*Text excerpt*.
※
The first National Book Festival took place on September 8, 2001, at the Library of Congress and on the east lawn of the U.S. Capitol. The event featured more than 60 award-winning authors, illustrators and storytellers from across the country, including Stephen Ambrose, Natalie Babbitt, Robin Cook, Billy Collins, Sue Grafton, Larry L. King, David Levering Lewis, David McCullough, Walter Mosley, Katherine Patterson, Richard Peck, Gary Soto, and Scott Turow. Additional activities included book-signings, musical performances, storytelling, panel discussions, demonstrations of illustration and new technologies. Fifteen NBA players attended as representatives of the National Basketball Association's national reading campaign, "Read to Achieve." The first National Book Fair attracted between 25,000 and 30,000 visitors.

The Center for the Book provides "Great Reads from Great Places" book lists.
※
*Tasks and exercises*.
1 - Rewrite the paragraph of the National Book Festival text that begins "The first National Book Festival took place" as a bulleted list that keeps its main facts.
2 - According to the National Book Festival text, how many NBA players attended the first festival?
3 - Continue the National Book Festival text after its final sentence about the "Great Reads from Great Places" book lists.

*Source data*.
※
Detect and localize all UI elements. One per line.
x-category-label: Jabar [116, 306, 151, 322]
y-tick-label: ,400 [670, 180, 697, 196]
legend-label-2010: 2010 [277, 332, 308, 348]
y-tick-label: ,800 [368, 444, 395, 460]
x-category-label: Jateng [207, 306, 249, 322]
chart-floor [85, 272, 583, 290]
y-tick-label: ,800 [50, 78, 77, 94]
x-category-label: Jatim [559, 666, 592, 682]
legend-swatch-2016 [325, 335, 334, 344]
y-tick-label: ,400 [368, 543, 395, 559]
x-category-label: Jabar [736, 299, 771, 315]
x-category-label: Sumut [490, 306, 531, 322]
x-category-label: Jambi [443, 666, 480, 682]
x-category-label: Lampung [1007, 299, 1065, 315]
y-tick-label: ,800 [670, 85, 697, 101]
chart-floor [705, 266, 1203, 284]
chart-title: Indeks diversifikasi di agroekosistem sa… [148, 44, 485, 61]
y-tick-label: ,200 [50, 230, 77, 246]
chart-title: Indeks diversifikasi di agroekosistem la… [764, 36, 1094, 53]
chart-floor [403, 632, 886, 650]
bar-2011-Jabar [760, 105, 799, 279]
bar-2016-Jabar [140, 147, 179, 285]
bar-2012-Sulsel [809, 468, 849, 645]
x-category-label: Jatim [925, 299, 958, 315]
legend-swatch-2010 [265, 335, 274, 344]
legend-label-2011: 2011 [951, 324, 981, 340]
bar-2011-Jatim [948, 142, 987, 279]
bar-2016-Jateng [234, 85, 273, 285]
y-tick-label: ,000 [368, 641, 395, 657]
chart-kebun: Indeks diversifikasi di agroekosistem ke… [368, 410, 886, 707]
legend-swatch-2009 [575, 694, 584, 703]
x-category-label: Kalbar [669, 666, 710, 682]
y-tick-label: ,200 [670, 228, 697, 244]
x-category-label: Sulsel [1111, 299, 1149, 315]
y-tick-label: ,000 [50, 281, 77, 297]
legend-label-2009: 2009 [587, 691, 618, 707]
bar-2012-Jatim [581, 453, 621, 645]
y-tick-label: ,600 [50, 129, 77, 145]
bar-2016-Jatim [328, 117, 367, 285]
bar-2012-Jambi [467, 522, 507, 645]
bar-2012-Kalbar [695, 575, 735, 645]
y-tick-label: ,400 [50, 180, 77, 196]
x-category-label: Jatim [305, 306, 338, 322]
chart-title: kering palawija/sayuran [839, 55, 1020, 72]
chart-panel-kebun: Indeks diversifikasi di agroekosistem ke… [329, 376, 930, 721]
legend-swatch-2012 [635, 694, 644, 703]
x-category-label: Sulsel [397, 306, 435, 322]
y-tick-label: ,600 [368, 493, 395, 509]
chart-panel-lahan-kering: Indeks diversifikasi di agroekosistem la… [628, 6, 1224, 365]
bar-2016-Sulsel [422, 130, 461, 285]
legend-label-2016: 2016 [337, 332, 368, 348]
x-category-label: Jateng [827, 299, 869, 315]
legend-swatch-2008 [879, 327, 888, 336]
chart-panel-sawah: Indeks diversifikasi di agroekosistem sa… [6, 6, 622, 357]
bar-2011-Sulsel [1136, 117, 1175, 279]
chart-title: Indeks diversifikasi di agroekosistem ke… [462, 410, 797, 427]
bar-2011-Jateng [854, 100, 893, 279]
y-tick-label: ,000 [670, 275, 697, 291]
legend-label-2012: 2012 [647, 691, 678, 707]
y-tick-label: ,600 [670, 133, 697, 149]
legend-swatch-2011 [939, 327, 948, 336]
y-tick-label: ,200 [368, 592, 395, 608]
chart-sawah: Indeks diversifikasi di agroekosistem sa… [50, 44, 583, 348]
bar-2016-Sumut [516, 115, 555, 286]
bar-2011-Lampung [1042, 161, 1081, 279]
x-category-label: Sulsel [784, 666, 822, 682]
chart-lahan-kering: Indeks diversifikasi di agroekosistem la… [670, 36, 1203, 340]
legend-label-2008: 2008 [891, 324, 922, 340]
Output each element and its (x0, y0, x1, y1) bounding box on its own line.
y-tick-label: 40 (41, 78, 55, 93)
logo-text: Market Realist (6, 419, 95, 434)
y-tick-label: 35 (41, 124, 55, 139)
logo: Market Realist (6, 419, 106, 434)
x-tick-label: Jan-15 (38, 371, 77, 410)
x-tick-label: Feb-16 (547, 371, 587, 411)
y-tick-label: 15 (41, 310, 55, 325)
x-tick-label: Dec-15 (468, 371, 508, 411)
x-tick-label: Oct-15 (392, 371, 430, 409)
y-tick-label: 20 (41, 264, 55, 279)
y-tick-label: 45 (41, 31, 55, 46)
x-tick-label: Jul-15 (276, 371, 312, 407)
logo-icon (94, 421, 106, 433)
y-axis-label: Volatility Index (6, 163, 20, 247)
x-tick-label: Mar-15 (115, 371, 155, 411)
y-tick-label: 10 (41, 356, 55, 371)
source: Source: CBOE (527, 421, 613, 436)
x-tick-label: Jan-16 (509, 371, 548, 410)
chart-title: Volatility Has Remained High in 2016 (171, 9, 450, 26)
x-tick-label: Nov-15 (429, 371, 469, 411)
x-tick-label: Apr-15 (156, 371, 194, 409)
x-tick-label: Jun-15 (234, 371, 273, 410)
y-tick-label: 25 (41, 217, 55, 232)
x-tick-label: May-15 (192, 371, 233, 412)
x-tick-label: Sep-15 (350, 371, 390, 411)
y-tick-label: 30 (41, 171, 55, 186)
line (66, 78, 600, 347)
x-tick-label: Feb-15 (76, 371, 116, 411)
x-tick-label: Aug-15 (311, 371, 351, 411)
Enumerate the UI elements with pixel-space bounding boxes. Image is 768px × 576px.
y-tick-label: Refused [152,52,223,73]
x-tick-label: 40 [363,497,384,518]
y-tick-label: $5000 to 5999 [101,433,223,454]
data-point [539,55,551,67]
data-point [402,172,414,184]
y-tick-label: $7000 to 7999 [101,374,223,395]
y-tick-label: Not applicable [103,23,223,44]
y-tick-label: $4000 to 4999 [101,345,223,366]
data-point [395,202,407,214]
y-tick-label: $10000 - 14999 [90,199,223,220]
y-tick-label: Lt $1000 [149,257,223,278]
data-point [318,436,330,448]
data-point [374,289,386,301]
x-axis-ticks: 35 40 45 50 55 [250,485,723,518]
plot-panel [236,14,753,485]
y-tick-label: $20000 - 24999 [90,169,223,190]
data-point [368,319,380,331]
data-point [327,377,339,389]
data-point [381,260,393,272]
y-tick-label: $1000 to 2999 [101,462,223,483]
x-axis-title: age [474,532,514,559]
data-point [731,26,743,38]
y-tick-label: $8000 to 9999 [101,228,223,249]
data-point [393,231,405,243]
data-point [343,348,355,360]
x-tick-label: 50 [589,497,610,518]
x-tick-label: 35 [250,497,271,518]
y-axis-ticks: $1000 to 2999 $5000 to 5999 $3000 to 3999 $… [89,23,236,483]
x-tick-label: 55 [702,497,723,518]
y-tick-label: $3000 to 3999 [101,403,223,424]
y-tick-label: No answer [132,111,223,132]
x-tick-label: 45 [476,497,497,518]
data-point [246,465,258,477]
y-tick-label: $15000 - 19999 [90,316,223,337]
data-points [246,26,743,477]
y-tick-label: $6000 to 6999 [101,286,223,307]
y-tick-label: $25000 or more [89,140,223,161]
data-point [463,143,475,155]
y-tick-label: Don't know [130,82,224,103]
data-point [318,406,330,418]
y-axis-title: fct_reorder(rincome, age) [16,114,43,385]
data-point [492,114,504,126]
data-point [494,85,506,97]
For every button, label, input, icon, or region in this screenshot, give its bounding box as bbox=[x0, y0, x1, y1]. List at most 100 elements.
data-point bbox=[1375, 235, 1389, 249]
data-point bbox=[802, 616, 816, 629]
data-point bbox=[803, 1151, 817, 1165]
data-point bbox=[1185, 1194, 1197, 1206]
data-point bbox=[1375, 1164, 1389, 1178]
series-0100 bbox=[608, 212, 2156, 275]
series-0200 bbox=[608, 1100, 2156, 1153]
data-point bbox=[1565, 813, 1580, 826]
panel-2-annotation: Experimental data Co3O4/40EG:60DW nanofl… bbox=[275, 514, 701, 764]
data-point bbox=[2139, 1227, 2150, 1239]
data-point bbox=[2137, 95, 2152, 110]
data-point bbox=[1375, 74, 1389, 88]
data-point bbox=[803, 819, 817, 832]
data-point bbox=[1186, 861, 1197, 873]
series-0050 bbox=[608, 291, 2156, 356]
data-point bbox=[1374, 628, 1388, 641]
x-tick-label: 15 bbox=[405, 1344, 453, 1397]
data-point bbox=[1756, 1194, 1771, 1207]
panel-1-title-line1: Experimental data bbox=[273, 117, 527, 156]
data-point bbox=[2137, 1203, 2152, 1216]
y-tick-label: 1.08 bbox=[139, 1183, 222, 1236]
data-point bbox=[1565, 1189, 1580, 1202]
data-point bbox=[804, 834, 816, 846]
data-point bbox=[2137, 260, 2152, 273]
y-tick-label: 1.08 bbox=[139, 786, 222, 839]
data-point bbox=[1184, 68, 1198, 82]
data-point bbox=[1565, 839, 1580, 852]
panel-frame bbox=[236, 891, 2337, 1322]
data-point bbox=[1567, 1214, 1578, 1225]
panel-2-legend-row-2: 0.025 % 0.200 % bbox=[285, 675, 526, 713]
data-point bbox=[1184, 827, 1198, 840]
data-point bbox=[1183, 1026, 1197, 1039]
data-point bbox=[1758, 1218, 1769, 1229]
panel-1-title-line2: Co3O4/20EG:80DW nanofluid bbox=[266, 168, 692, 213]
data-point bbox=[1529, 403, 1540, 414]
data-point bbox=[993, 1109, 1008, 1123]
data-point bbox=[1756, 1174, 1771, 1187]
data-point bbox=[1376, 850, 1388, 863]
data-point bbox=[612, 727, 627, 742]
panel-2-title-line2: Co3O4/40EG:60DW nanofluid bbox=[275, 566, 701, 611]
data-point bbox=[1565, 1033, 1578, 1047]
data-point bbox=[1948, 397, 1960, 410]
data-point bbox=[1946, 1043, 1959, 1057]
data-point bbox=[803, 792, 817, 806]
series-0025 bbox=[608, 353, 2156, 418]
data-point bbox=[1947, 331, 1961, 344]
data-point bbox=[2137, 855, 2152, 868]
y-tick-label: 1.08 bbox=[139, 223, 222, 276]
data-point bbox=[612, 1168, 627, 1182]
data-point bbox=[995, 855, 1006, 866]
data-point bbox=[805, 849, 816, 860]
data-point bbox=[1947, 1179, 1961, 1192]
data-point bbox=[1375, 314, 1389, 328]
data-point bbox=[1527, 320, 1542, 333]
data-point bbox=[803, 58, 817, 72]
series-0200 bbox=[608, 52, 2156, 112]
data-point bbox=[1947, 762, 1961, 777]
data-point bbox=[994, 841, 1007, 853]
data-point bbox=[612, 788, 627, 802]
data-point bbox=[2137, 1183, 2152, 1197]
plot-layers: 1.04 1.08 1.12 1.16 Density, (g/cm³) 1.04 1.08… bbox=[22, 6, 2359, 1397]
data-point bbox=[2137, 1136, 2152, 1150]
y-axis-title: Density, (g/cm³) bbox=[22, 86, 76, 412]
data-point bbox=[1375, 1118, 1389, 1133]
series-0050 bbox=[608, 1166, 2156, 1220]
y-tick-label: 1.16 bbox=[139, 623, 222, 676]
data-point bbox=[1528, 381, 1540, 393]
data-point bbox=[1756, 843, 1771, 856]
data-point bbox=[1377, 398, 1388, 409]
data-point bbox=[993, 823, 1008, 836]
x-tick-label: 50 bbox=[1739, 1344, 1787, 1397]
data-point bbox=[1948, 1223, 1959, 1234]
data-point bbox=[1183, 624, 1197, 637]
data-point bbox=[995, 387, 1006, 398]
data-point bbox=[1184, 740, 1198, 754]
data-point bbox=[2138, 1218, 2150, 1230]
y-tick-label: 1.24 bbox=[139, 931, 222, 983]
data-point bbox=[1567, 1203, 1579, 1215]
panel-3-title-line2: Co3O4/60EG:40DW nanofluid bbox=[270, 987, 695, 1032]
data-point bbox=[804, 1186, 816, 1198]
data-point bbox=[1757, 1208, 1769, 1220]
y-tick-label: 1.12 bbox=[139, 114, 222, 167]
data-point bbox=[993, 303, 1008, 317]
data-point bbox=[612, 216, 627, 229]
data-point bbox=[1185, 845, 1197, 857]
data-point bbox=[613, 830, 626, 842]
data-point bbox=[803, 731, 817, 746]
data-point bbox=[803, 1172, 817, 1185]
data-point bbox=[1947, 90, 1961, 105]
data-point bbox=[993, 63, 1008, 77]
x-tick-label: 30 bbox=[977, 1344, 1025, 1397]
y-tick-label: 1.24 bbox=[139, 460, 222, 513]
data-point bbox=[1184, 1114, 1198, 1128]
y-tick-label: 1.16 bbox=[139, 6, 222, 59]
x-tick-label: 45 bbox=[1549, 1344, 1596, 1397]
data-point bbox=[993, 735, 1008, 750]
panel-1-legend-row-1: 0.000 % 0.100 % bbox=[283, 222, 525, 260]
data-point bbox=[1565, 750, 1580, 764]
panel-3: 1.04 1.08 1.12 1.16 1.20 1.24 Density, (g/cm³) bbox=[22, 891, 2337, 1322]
※
*Your written answers*.
1 -
- Date and place: September 8, 2001, at the Library of Congress and on the east lawn of the U.S. Capitol
- Participants: more than 60 award-winning authors, illustrators and storytellers from across the country, including Stephen Ambrose, Natalie Babbitt, Robin Cook, Billy Collins, Sue Grafton, Larry L. King, David Levering Lewis, David McCullough, Walter Mosley, Katherine Patterson, Richard Peck, Gary Soto, and Scott Turow
- Other activities: book-signings, musical performances, storytelling, panel discussions, and demonstrations of illustration and new technologies
- NBA presence: fifteen players representing the National Basketball Association's national reading campaign, "Read to Achieve"
- Attendance: between 25,000 and 30,000 visitors

2 - Fifteen.

3 -
The 2002 Festival featured more than 70 authors, illustrators and storytellers from across the country and hosted more than 45,000 visitors on the West Lawn of the U.S. Capitol and the National Mall. A new addition to the Festival was the Pavilion of the States which highlighted regional books.

The 2003 National Book Festival attracted a crowd of more than 60,000 to the National Mall. Two new pavilions, Home & Family and Poetry, were added to the event.

The 2008 National Book Festival attracted a crowd of more than 120,000 visitors and about 70 well known authors, illustrators and poets. Participating authors included: Tiki Barber, Mary Brigid Barrett, Jan Brett, Geraldine Brooks, Sandra Brown, Dan Chiasson, Eleanor Clift, Philippa Gregory, Steven Kellogg, Katherine Paterson, Salman Rushdie, Bob Schieffer, Jon Scieszka, Alexander McCall Smith, R. L. Stine, and Gordon S. Wood.

Laura Bush served as honorary chair of the festival from 2001 through 2008.

In 2009 Barack Obama and Michelle Obama served as honorary co-chairs.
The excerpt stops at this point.